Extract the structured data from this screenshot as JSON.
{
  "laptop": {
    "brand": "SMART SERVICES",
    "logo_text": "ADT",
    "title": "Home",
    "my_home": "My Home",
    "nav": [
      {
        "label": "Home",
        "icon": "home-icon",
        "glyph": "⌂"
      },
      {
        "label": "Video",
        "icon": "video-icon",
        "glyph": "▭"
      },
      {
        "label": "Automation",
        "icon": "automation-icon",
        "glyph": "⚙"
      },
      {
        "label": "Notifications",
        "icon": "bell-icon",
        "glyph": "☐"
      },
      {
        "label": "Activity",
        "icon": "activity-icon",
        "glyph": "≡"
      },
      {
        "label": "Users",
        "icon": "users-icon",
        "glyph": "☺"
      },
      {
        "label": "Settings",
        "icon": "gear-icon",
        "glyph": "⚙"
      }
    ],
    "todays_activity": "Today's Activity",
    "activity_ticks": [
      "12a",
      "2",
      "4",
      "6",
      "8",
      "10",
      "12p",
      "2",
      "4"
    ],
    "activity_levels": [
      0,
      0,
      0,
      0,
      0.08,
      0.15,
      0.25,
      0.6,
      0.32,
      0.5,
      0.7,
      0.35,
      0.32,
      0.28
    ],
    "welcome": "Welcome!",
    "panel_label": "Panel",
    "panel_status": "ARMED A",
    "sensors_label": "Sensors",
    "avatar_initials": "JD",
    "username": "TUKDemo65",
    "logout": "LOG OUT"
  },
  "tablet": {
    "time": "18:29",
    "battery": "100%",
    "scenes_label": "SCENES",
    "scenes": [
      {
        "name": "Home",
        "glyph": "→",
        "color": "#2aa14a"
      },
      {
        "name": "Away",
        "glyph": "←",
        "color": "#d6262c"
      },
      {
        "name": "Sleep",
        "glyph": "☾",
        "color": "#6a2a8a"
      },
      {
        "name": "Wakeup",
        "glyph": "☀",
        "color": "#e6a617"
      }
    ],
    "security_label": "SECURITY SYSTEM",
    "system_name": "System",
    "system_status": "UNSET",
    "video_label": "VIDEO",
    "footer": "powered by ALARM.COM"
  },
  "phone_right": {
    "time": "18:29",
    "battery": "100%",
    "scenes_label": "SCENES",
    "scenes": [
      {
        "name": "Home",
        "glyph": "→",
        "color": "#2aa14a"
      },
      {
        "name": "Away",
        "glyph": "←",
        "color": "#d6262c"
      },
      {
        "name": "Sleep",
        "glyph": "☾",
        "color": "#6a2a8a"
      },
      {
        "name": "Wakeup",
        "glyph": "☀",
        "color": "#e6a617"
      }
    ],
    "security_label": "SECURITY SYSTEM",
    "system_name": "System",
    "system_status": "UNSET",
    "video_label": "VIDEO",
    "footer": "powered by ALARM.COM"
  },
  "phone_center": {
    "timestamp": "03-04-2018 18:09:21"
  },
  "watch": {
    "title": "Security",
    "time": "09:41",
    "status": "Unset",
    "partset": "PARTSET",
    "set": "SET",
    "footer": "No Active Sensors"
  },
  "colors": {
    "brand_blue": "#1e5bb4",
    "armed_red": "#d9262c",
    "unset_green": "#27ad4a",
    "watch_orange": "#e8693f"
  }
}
——
▸ **THE EXERCISE**
Repeat all of the entries exactly.

▸ **TASK RESULT**
Extract the structured data from this screenshot as JSON.
{
  "laptop": {
    "brand": "SMART SERVICES",
    "logo_text": "ADT",
    "title": "Home",
    "my_home": "My Home",
    "nav": [
      {
        "label": "Home",
        "icon": "home-icon",
        "glyph": "⌂"
      },
      {
        "label": "Video",
        "icon": "video-icon",
        "glyph": "▭"
      },
      {
        "label": "Automation",
        "icon": "automation-icon",
        "glyph": "⚙"
      },
      {
        "label": "Notifications",
        "icon": "bell-icon",
        "glyph": "☐"
      },
      {
        "label": "Activity",
        "icon": "activity-icon",
        "glyph": "≡"
      },
      {
        "label": "Users",
        "icon": "users-icon",
        "glyph": "☺"
      },
      {
        "label": "Settings",
        "icon": "gear-icon",
        "glyph": "⚙"
      }
    ],
    "todays_activity": "Today's Activity",
    "activity_ticks": [
      "12a",
      "2",
      "4",
      "6",
      "8",
      "10",
      "12p",
      "2",
      "4"
    ],
    "activity_levels": [
      0,
      0,
      0,
      0,
      0.08,
      0.15,
      0.25,
      0.6,
      0.32,
      0.5,
      0.7,
      0.35,
      0.32,
      0.28
    ],
    "welcome": "Welcome!",
    "panel_label": "Panel",
    "panel_status": "ARMED A",
    "sensors_label": "Sensors",
    "avatar_initials": "JD",
    "username": "TUKDemo65",
    "logout": "LOG OUT"
  },
  "tablet": {
    "time": "18:29",
    "battery": "100%",
    "scenes_label": "SCENES",
    "scenes": [
      {
        "name": "Home",
        "glyph": "→",
        "color": "#2aa14a"
      },
      {
        "name": "Away",
        "glyph": "←",
        "color": "#d6262c"
      },
      {
        "name": "Sleep",
        "glyph": "☾",
        "color": "#6a2a8a"
      },
      {
        "name": "Wakeup",
        "glyph": "☀",
        "color": "#e6a617"
      }
    ],
    "security_label": "SECURITY SYSTEM",
    "system_name": "System",
    "system_status": "UNSET",
    "video_label": "VIDEO",
    "footer": "powered by ALARM.COM"
  },
  "phone_right": {
    "time": "18:29",
    "battery": "100%",
    "scenes_label": "SCENES",
    "scenes": [
      {
        "name": "Home",
        "glyph": "→",
        "color": "#2aa14a"
      },
      {
        "name": "Away",
        "glyph": "←",
        "color": "#d6262c"
      },
      {
        "name": "Sleep",
        "glyph": "☾",
        "color": "#6a2a8a"
      },
      {
        "name": "Wakeup",
        "glyph": "☀",
        "color": "#e6a617"
      }
    ],
    "security_label": "SECURITY SYSTEM",
    "system_name": "System",
    "system_status": "UNSET",
    "video_label": "VIDEO",
    "footer": "powered by ALARM.COM"
  },
  "phone_center": {
    "timestamp": "03-04-2018 18:09:21"
  },
  "watch": {
    "title": "Security",
    "time": "09:41",
    "status": "Unset",
    "partset": "PARTSET",
    "set": "SET",
    "footer": "No Active Sensors"
  },
  "colors": {
    "brand_blue": "#1e5bb4",
    "armed_red": "#d9262c",
    "unset_green": "#27ad4a",
    "watch_orange": "#e8693f"
  }
}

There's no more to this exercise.